* start Information supplied *
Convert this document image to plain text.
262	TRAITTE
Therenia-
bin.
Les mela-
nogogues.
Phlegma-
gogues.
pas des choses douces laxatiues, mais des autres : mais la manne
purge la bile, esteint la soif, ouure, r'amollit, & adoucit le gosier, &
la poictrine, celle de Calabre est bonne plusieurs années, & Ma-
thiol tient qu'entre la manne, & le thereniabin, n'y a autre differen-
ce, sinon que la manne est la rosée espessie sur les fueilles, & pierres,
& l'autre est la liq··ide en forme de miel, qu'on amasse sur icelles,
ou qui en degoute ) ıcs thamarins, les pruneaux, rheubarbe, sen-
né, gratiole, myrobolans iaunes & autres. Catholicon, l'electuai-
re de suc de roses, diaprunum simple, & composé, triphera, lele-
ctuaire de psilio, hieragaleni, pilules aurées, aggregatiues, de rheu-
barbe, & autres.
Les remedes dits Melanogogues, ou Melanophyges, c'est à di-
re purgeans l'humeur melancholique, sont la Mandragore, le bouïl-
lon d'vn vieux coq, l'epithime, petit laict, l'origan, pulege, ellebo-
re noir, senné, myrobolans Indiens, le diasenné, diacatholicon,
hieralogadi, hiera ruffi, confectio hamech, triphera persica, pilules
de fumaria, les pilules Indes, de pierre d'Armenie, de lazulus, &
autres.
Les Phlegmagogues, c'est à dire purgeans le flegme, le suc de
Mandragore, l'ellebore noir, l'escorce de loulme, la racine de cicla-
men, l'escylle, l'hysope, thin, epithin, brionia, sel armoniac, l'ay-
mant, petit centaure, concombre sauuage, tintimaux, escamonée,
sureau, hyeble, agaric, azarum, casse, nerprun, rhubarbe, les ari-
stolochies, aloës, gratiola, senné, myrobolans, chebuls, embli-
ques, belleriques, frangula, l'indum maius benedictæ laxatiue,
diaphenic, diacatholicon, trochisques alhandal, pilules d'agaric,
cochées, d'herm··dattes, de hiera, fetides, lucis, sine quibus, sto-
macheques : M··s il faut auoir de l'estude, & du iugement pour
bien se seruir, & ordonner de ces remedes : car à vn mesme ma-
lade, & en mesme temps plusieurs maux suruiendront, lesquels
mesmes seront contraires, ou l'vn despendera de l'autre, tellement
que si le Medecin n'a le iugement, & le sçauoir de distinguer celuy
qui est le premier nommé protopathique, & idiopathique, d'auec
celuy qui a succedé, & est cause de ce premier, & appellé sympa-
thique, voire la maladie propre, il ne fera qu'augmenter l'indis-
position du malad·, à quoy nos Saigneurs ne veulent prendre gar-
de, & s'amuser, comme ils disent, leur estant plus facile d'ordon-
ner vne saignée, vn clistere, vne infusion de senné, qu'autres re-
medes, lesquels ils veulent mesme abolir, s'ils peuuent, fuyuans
* end Information supplied *
What you need to do: Scan the listing above for the word "remedes" and show each line where it is found.

The result:
Les remedes dits Melanogogues, ou Melanophyges, c'est à di-
bien se seruir, & ordonner de ces remedes : car à vn mesme ma-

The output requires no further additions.